▸ **WRITTEN INSTRUCTION**
The records below are to be repeated in full, exactly as they are.

****************

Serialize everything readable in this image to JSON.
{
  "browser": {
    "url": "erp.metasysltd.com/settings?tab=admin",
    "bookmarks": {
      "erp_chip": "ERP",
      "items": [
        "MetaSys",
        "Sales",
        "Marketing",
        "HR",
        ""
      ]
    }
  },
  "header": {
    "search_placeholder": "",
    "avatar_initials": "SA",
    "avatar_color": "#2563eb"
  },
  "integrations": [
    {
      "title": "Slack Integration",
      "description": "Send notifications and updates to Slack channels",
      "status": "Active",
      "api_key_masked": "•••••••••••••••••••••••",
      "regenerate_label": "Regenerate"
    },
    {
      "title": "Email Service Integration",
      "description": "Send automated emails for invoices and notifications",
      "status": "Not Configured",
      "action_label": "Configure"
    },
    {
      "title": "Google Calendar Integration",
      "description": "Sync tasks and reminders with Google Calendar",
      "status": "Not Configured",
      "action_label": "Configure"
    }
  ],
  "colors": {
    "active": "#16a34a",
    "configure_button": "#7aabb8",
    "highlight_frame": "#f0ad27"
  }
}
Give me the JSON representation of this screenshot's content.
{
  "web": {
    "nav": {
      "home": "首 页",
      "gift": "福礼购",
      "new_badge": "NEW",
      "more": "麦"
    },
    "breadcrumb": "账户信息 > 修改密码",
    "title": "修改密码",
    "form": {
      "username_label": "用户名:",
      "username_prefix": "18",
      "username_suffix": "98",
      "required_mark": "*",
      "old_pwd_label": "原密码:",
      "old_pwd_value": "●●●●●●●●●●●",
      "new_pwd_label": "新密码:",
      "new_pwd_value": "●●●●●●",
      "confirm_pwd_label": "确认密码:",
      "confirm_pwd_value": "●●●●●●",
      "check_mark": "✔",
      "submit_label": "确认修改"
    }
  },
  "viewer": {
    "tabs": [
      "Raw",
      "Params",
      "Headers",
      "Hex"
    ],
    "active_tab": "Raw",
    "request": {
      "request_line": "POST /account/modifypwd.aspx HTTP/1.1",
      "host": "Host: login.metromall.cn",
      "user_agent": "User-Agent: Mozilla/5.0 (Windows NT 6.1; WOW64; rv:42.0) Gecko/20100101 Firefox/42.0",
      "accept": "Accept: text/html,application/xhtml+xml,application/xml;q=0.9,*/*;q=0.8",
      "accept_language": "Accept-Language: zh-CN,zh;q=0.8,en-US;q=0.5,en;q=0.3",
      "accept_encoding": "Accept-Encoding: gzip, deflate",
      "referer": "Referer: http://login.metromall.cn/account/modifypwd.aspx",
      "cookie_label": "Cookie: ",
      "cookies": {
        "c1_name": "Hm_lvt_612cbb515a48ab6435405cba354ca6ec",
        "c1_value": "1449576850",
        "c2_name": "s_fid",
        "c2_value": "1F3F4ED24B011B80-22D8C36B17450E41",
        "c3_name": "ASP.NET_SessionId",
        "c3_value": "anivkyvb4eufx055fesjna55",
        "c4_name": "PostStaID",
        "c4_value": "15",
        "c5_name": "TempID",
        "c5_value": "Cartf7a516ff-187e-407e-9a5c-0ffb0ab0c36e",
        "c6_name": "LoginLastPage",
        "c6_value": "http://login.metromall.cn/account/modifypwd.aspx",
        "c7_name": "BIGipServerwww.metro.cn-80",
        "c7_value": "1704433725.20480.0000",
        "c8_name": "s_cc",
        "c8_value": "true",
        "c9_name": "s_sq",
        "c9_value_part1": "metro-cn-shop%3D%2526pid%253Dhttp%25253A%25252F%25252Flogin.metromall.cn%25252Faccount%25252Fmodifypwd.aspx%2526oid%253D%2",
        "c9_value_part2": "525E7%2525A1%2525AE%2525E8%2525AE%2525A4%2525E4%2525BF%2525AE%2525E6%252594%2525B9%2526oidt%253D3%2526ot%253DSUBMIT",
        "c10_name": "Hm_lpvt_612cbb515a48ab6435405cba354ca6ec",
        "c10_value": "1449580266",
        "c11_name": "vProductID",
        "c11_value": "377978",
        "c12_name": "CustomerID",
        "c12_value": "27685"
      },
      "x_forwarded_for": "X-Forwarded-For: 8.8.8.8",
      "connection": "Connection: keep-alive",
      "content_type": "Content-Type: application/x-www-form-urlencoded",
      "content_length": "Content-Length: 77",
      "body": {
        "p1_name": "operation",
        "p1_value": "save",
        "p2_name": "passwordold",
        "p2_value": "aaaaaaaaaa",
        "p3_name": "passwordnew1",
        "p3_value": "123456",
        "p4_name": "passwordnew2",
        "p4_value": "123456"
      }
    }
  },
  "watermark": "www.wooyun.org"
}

****************

▸ **TASK RESULT**
Serialize everything readable in this image to JSON.
{
  "browser": {
    "url": "erp.metasysltd.com/settings?tab=admin",
    "bookmarks": {
      "erp_chip": "ERP",
      "items": [
        "MetaSys",
        "Sales",
        "Marketing",
        "HR",
        ""
      ]
    }
  },
  "header": {
    "search_placeholder": "",
    "avatar_initials": "SA",
    "avatar_color": "#2563eb"
  },
  "integrations": [
    {
      "title": "Slack Integration",
      "description": "Send notifications and updates to Slack channels",
      "status": "Active",
      "api_key_masked": "•••••••••••••••••••••••",
      "regenerate_label": "Regenerate"
    },
    {
      "title": "Email Service Integration",
      "description": "Send automated emails for invoices and notifications",
      "status": "Not Configured",
      "action_label": "Configure"
    },
    {
      "title": "Google Calendar Integration",
      "description": "Sync tasks and reminders with Google Calendar",
      "status": "Not Configured",
      "action_label": "Configure"
    }
  ],
  "colors": {
    "active": "#16a34a",
    "configure_button": "#7aabb8",
    "highlight_frame": "#f0ad27"
  }
}
Give me the JSON representation of this screenshot's content.
{
  "web": {
    "nav": {
      "home": "首 页",
      "gift": "福礼购",
      "new_badge": "NEW",
      "more": "麦"
    },
    "breadcrumb": "账户信息 > 修改密码",
    "title": "修改密码",
    "form": {
      "username_label": "用户名:",
      "username_prefix": "18",
      "username_suffix": "98",
      "required_mark": "*",
      "old_pwd_label": "原密码:",
      "old_pwd_value": "●●●●●●●●●●●",
      "new_pwd_label": "新密码:",
      "new_pwd_value": "●●●●●●",
      "confirm_pwd_label": "确认密码:",
      "confirm_pwd_value": "●●●●●●",
      "check_mark": "✔",
      "submit_label": "确认修改"
    }
  },
  "viewer": {
    "tabs": [
      "Raw",
      "Params",
      "Headers",
      "Hex"
    ],
    "active_tab": "Raw",
    "request": {
      "request_line": "POST /account/modifypwd.aspx HTTP/1.1",
      "host": "Host: login.metromall.cn",
      "user_agent": "User-Agent: Mozilla/5.0 (Windows NT 6.1; WOW64; rv:42.0) Gecko/20100101 Firefox/42.0",
      "accept": "Accept: text/html,application/xhtml+xml,application/xml;q=0.9,*/*;q=0.8",
      "accept_language": "Accept-Language: zh-CN,zh;q=0.8,en-US;q=0.5,en;q=0.3",
      "accept_encoding": "Accept-Encoding: gzip, deflate",
      "referer": "Referer: http://login.metromall.cn/account/modifypwd.aspx",
      "cookie_label": "Cookie: ",
      "cookies": {
        "c1_name": "Hm_lvt_612cbb515a48ab6435405cba354ca6ec",
        "c1_value": "1449576850",
        "c2_name": "s_fid",
        "c2_value": "1F3F4ED24B011B80-22D8C36B17450E41",
        "c3_name": "ASP.NET_SessionId",
        "c3_value": "anivkyvb4eufx055fesjna55",
        "c4_name": "PostStaID",
        "c4_value": "15",
        "c5_name": "TempID",
        "c5_value": "Cartf7a516ff-187e-407e-9a5c-0ffb0ab0c36e",
        "c6_name": "LoginLastPage",
        "c6_value": "http://login.metromall.cn/account/modifypwd.aspx",
        "c7_name": "BIGipServerwww.metro.cn-80",
        "c7_value": "1704433725.20480.0000",
        "c8_name": "s_cc",
        "c8_value": "true",
        "c9_name": "s_sq",
        "c9_value_part1": "metro-cn-shop%3D%2526pid%253Dhttp%25253A%25252F%25252Flogin.metromall.cn%25252Faccount%25252Fmodifypwd.aspx%2526oid%253D%2",
        "c9_value_part2": "525E7%2525A1%2525AE%2525E8%2525AE%2525A4%2525E4%2525BF%2525AE%2525E6%252594%2525B9%2526oidt%253D3%2526ot%253DSUBMIT",
        "c10_name": "Hm_lpvt_612cbb515a48ab6435405cba354ca6ec",
        "c10_value": "1449580266",
        "c11_name": "vProductID",
        "c11_value": "377978",
        "c12_name": "CustomerID",
        "c12_value": "27685"
      },
      "x_forwarded_for": "X-Forwarded-For: 8.8.8.8",
      "connection": "Connection: keep-alive",
      "content_type": "Content-Type: application/x-www-form-urlencoded",
      "content_length": "Content-Length: 77",
      "body": {
        "p1_name": "operation",
        "p1_value": "save",
        "p2_name": "passwordold",
        "p2_value": "aaaaaaaaaa",
        "p3_name": "passwordnew1",
        "p3_value": "123456",
        "p4_name": "passwordnew2",
        "p4_value": "123456"
      }
    }
  },
  "watermark": "www.wooyun.org"
}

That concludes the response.